[Records for the task start]

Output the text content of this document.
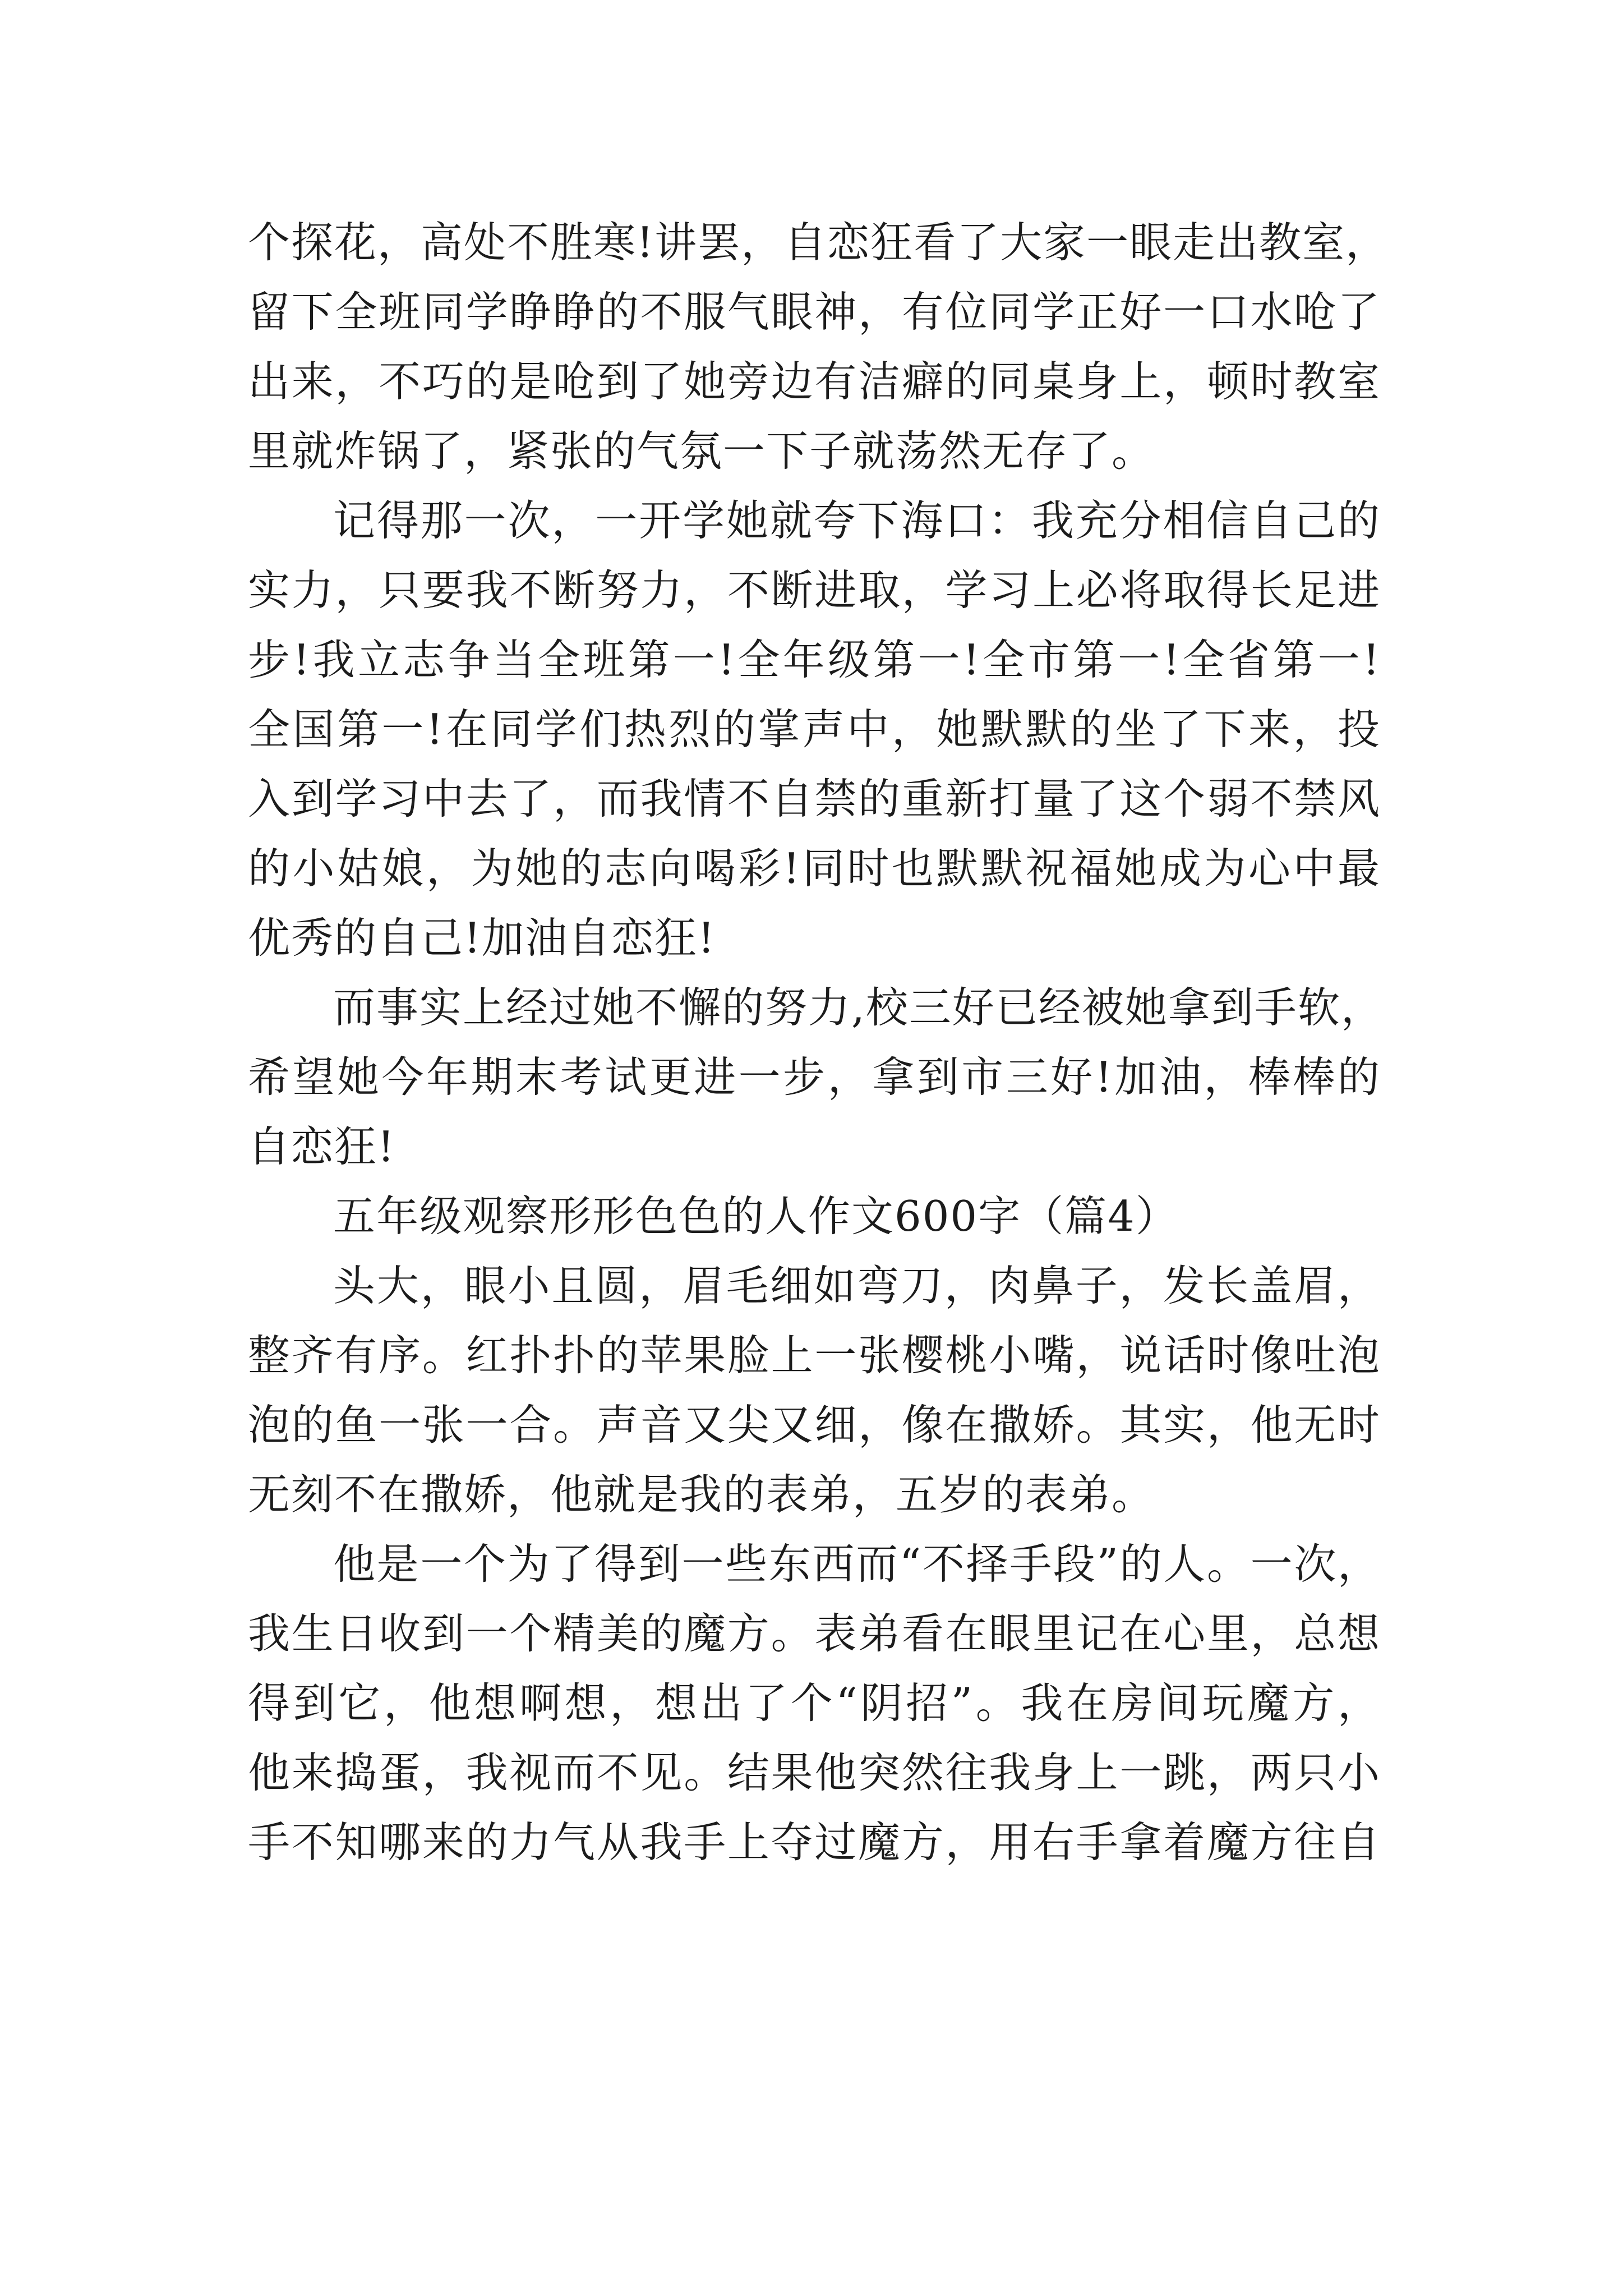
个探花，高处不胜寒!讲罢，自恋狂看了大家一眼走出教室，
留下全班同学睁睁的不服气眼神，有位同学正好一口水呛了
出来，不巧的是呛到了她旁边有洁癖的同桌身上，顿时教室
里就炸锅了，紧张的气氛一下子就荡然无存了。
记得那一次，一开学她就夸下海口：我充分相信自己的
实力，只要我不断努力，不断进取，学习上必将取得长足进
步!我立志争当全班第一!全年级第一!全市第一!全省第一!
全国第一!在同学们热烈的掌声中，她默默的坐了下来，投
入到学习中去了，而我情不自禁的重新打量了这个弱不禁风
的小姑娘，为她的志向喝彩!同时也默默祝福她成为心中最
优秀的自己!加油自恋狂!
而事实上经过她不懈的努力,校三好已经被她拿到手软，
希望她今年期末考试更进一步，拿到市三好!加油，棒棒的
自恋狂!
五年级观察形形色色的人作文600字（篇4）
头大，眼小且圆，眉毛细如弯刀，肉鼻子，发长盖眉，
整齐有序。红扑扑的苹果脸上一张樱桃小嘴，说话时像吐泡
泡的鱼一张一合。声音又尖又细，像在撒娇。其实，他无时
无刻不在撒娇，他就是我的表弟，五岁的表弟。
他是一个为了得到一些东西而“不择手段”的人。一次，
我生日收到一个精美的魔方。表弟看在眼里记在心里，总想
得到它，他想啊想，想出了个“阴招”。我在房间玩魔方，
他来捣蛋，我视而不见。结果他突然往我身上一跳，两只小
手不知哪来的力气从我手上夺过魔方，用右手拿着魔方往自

[Records for the task end]
[Records for the task start]

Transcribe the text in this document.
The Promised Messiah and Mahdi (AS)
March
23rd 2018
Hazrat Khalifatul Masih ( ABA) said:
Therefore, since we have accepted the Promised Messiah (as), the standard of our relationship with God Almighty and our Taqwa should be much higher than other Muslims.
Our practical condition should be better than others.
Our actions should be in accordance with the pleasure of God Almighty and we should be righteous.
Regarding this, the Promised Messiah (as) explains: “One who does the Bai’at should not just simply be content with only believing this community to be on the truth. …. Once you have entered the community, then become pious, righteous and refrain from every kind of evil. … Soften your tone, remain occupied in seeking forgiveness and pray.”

[Records for the task end]

What is required
Return every line in the listing that contains the word "with".

Task answer
Therefore, since we have accepted the Promised Messiah (as), the standard of our relationship with God Almighty and our Taqwa should be much higher than other Muslims.
Our actions should be in accordance with the pleasure of God Almighty and we should be righteous.
Regarding this, the Promised Messiah (as) explains: “One who does the Bai’at should not just simply be content with only believing this community to be on the truth. …. Once you have entered the community, then become pious, righteous and refrain from every kind of evil. … Soften your tone, remain occupied in seeking forgiveness and pray.”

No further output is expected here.